● **SOURCE RECORDS**:
-- begin --
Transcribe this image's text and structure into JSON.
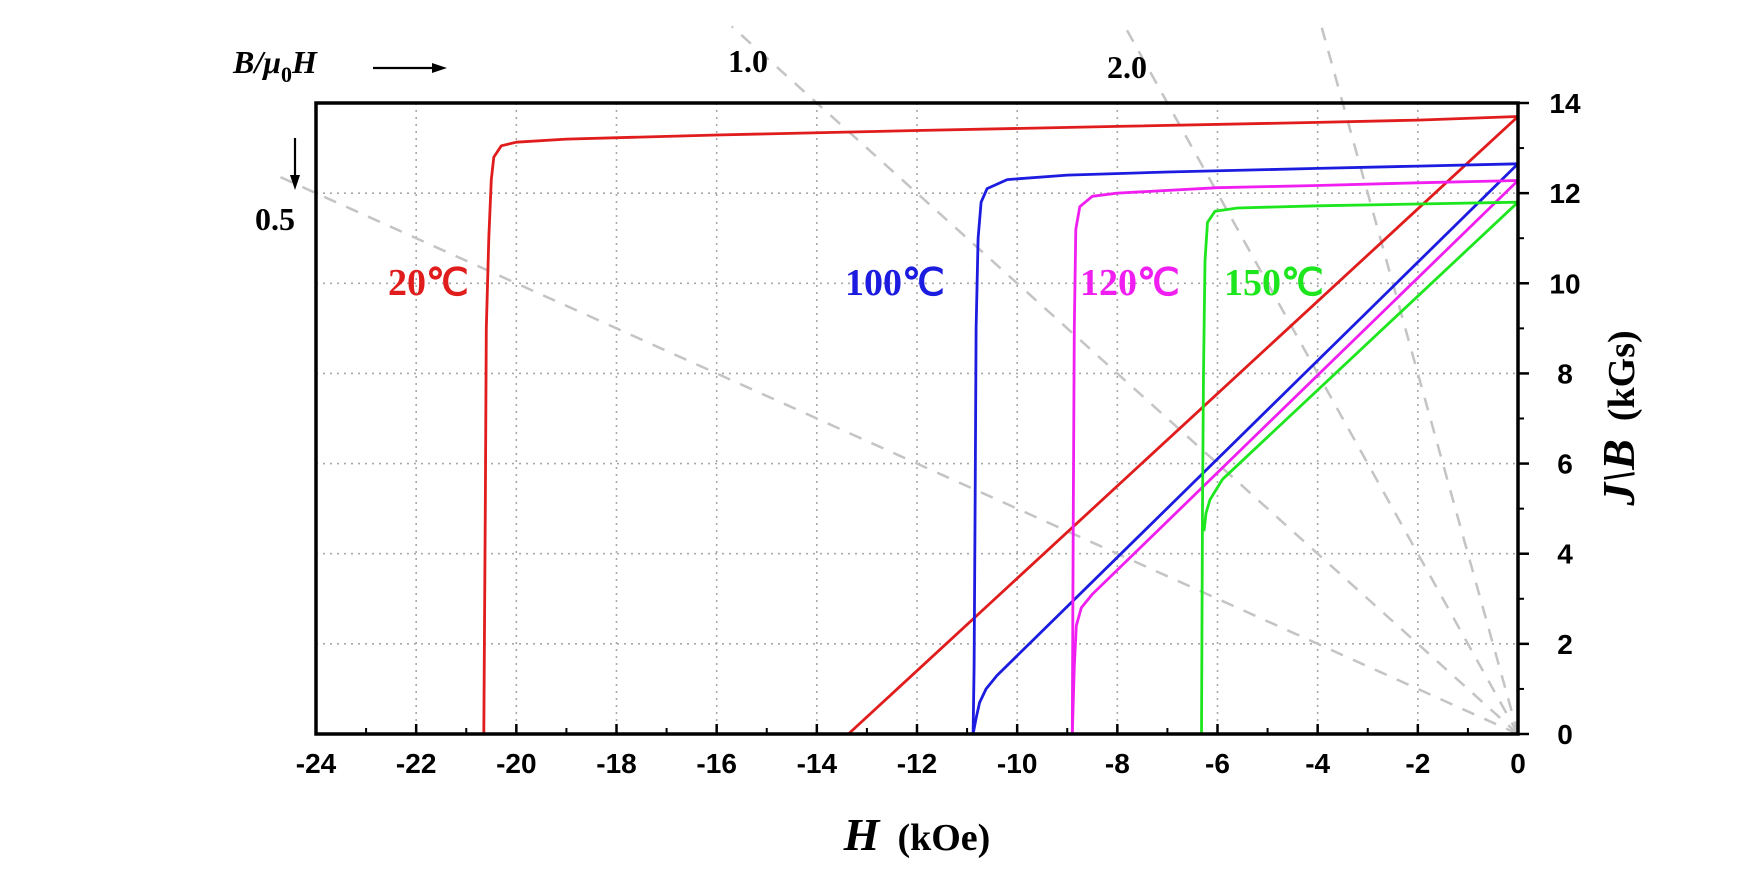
{
  "chart_data": {
    "type": "line",
    "title": "",
    "xlabel": {
      "symbol": "H",
      "unit": "(kOe)"
    },
    "ylabel": {
      "symbol": "J\\B",
      "unit": "(kGs)"
    },
    "xlim": [
      -24,
      0
    ],
    "ylim": [
      0,
      14
    ],
    "x_ticks": [
      -24,
      -22,
      -20,
      -18,
      -16,
      -14,
      -12,
      -10,
      -8,
      -6,
      -4,
      -2,
      0
    ],
    "x_tick_labels": [
      "-24",
      "-22",
      "-20",
      "-18",
      "-16",
      "-14",
      "-12",
      "-10",
      "-8",
      "-6",
      "-4",
      "-2",
      "0"
    ],
    "y_ticks": [
      0,
      2,
      4,
      6,
      8,
      10,
      12,
      14
    ],
    "y_tick_labels": [
      "0",
      "2",
      "4",
      "6",
      "8",
      "10",
      "12",
      "14"
    ],
    "grid": true,
    "permeance": {
      "header": {
        "symbol": "B/μ",
        "subscript": "0",
        "suffix": "H"
      },
      "lines": [
        {
          "label": "0.5",
          "ratio": 0.5
        },
        {
          "label": "1.0",
          "ratio": 1.0
        },
        {
          "label": "2.0",
          "ratio": 2.0
        },
        {
          "label": "",
          "ratio": 4.0
        }
      ]
    },
    "series": [
      {
        "name": "20℃",
        "color": "#e01c1c",
        "demag_J": [
          [
            0,
            13.7
          ],
          [
            -2,
            13.62
          ],
          [
            -4,
            13.57
          ],
          [
            -8,
            13.48
          ],
          [
            -12,
            13.39
          ],
          [
            -16,
            13.29
          ],
          [
            -19,
            13.2
          ],
          [
            -20,
            13.13
          ],
          [
            -20.3,
            13.05
          ],
          [
            -20.45,
            12.8
          ],
          [
            -20.5,
            12.3
          ],
          [
            -20.55,
            11
          ],
          [
            -20.6,
            9
          ],
          [
            -20.62,
            5
          ],
          [
            -20.65,
            0
          ]
        ],
        "intrinsic_B": [
          [
            0,
            13.7
          ],
          [
            -13.37,
            0
          ]
        ]
      },
      {
        "name": "100℃",
        "color": "#1c1ce0",
        "demag_J": [
          [
            0,
            12.65
          ],
          [
            -2,
            12.6
          ],
          [
            -4,
            12.55
          ],
          [
            -7,
            12.47
          ],
          [
            -9,
            12.4
          ],
          [
            -10.2,
            12.3
          ],
          [
            -10.6,
            12.1
          ],
          [
            -10.72,
            11.8
          ],
          [
            -10.78,
            11
          ],
          [
            -10.82,
            9
          ],
          [
            -10.84,
            5
          ],
          [
            -10.86,
            1.5
          ],
          [
            -10.88,
            0
          ]
        ],
        "intrinsic_B": [
          [
            0,
            12.65
          ],
          [
            -10.4,
            1.3
          ],
          [
            -10.62,
            1.0
          ],
          [
            -10.75,
            0.7
          ],
          [
            -10.82,
            0.35
          ],
          [
            -10.88,
            0
          ]
        ]
      },
      {
        "name": "120℃",
        "color": "#f01ef0",
        "demag_J": [
          [
            0,
            12.28
          ],
          [
            -2,
            12.23
          ],
          [
            -4,
            12.17
          ],
          [
            -6,
            12.12
          ],
          [
            -8,
            12.0
          ],
          [
            -8.5,
            11.93
          ],
          [
            -8.75,
            11.7
          ],
          [
            -8.83,
            11.2
          ],
          [
            -8.86,
            9
          ],
          [
            -8.88,
            5
          ],
          [
            -8.9,
            0
          ]
        ],
        "intrinsic_B": [
          [
            0,
            12.28
          ],
          [
            -8.5,
            3.1
          ],
          [
            -8.72,
            2.8
          ],
          [
            -8.82,
            2.4
          ],
          [
            -8.86,
            1.5
          ],
          [
            -8.9,
            0
          ]
        ]
      },
      {
        "name": "150℃",
        "color": "#1ee61e",
        "demag_J": [
          [
            0,
            11.8
          ],
          [
            -2,
            11.76
          ],
          [
            -4,
            11.72
          ],
          [
            -5.6,
            11.67
          ],
          [
            -6.05,
            11.6
          ],
          [
            -6.2,
            11.35
          ],
          [
            -6.25,
            10.5
          ],
          [
            -6.28,
            8
          ],
          [
            -6.3,
            5
          ],
          [
            -6.32,
            0
          ]
        ],
        "intrinsic_B": [
          [
            0,
            11.8
          ],
          [
            -5.9,
            5.65
          ],
          [
            -6.15,
            5.2
          ],
          [
            -6.23,
            4.9
          ],
          [
            -6.27,
            4.5
          ]
        ]
      }
    ]
  },
  "labels": {
    "temp_20": "20℃",
    "temp_100": "100℃",
    "temp_120": "120℃",
    "temp_150": "150℃"
  }
}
-- end --
● **PROBLEM TO SOLVE**:
In the data above, count the lines where the word "color" appears; reply with the number only.

● **EXERCISE OUTPUT**:
4